§ Task description
Write out the material exactly, with the pictures left out.

§ Material provided
○ ○ ○ ○ ○

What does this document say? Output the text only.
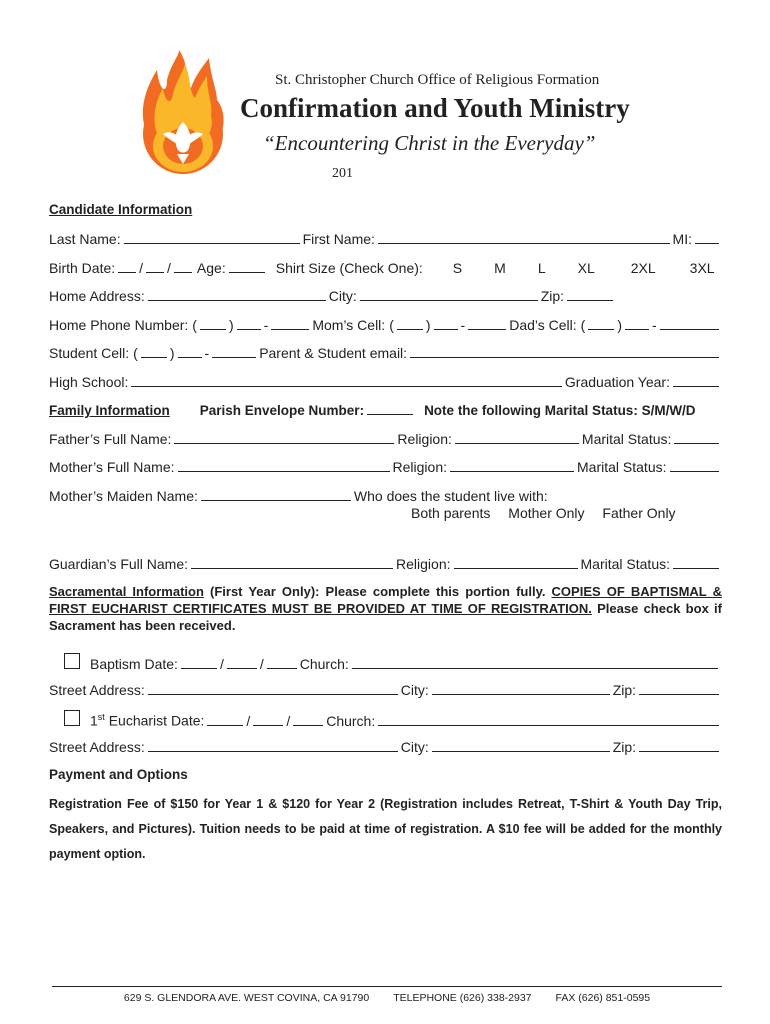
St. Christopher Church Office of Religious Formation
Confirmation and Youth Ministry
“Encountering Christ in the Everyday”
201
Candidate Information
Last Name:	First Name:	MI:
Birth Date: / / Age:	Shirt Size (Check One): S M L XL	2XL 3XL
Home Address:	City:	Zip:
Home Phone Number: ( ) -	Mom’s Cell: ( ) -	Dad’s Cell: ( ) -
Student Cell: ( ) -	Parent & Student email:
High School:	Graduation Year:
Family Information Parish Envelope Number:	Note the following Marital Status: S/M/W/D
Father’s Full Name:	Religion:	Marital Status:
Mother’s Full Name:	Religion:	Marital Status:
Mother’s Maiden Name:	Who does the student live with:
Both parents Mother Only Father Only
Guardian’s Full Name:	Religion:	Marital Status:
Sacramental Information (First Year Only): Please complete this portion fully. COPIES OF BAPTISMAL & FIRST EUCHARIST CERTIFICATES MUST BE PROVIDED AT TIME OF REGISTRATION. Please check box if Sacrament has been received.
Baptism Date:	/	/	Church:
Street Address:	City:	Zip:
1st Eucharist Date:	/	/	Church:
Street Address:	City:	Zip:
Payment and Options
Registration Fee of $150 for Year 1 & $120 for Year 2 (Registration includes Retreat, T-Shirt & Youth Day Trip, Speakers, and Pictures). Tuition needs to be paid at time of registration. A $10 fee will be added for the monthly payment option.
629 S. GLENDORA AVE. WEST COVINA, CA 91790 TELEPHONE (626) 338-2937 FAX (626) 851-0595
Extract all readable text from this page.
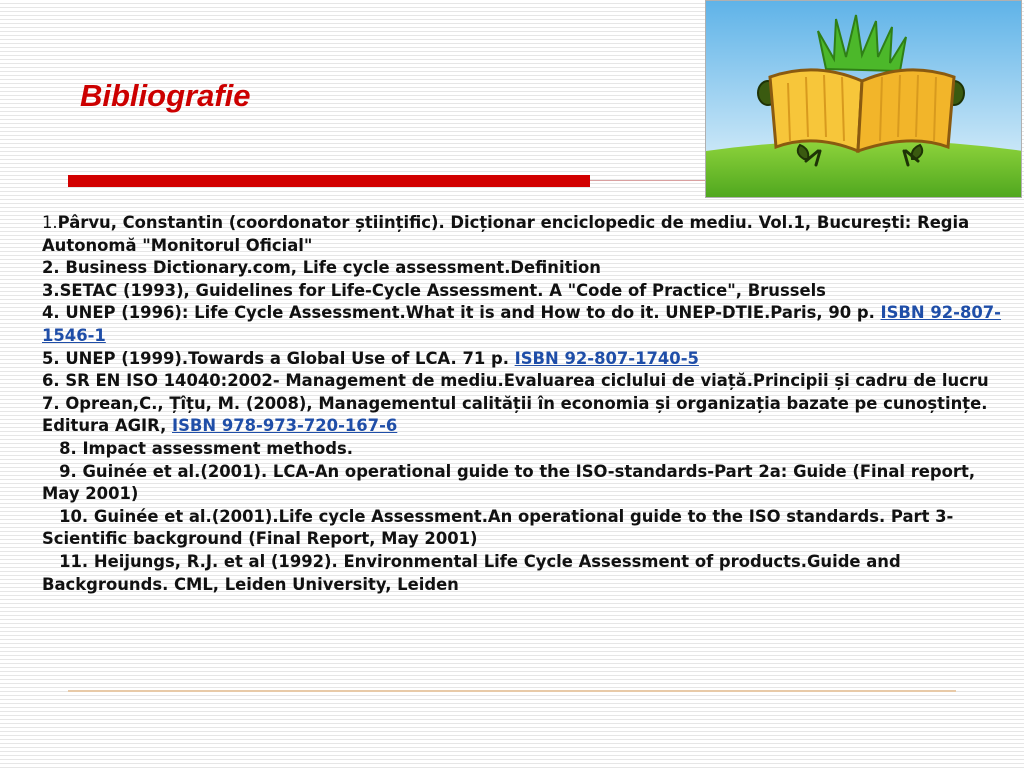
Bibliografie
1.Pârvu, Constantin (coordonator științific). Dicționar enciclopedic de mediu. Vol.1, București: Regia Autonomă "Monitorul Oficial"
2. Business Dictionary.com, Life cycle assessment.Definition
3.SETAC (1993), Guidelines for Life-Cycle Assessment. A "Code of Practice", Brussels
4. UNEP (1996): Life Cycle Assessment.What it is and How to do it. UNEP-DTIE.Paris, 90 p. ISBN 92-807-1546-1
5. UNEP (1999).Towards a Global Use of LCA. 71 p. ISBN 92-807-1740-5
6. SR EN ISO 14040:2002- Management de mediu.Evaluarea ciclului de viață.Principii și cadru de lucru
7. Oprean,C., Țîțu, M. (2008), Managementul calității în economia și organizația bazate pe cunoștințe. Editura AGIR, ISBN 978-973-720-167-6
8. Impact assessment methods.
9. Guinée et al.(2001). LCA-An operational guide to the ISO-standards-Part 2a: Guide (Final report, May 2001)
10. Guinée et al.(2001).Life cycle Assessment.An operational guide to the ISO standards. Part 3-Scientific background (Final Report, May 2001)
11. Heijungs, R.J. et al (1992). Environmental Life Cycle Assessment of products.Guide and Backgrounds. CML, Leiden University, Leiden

○ ○ ○ ○ ○

§ Problem solution
What does this document say? Output the text only.
St. Christopher Church Office of Religious Formation
Confirmation and Youth Ministry
“Encountering Christ in the Everyday”
201
Candidate Information
Last Name:	First Name:	MI:
Birth Date: / / Age:	Shirt Size (Check One): S M L XL	2XL 3XL
Home Address:	City:	Zip:
Home Phone Number: ( ) -	Mom’s Cell: ( ) -	Dad’s Cell: ( ) -
Student Cell: ( ) -	Parent & Student email:
High School:	Graduation Year:
Family Information Parish Envelope Number:	Note the following Marital Status: S/M/W/D
Father’s Full Name:	Religion:	Marital Status:
Mother’s Full Name:	Religion:	Marital Status:
Mother’s Maiden Name:	Who does the student live with:
Both parents Mother Only Father Only
Guardian’s Full Name:	Religion:	Marital Status:
Sacramental Information (First Year Only): Please complete this portion fully. COPIES OF BAPTISMAL & FIRST EUCHARIST CERTIFICATES MUST BE PROVIDED AT TIME OF REGISTRATION. Please check box if Sacrament has been received.
Baptism Date:	/	/	Church:
Street Address:	City:	Zip:
1st Eucharist Date:	/	/	Church:
Street Address:	City:	Zip:
Payment and Options
Registration Fee of $150 for Year 1 & $120 for Year 2 (Registration includes Retreat, T-Shirt & Youth Day Trip, Speakers, and Pictures). Tuition needs to be paid at time of registration. A $10 fee will be added for the monthly payment option.
629 S. GLENDORA AVE. WEST COVINA, CA 91790 TELEPHONE (626) 338-2937 FAX (626) 851-0595
Extract all readable text from this page.
Bibliografie
1.Pârvu, Constantin (coordonator științific). Dicționar enciclopedic de mediu. Vol.1, București: Regia Autonomă "Monitorul Oficial"
2. Business Dictionary.com, Life cycle assessment.Definition
3.SETAC (1993), Guidelines for Life-Cycle Assessment. A "Code of Practice", Brussels
4. UNEP (1996): Life Cycle Assessment.What it is and How to do it. UNEP-DTIE.Paris, 90 p. ISBN 92-807-1546-1
5. UNEP (1999).Towards a Global Use of LCA. 71 p. ISBN 92-807-1740-5
6. SR EN ISO 14040:2002- Management de mediu.Evaluarea ciclului de viață.Principii și cadru de lucru
7. Oprean,C., Țîțu, M. (2008), Managementul calității în economia și organizația bazate pe cunoștințe. Editura AGIR, ISBN 978-973-720-167-6
8. Impact assessment methods.
9. Guinée et al.(2001). LCA-An operational guide to the ISO-standards-Part 2a: Guide (Final report, May 2001)
10. Guinée et al.(2001).Life cycle Assessment.An operational guide to the ISO standards. Part 3-Scientific background (Final Report, May 2001)
11. Heijungs, R.J. et al (1992). Environmental Life Cycle Assessment of products.Guide and Backgrounds. CML, Leiden University, Leiden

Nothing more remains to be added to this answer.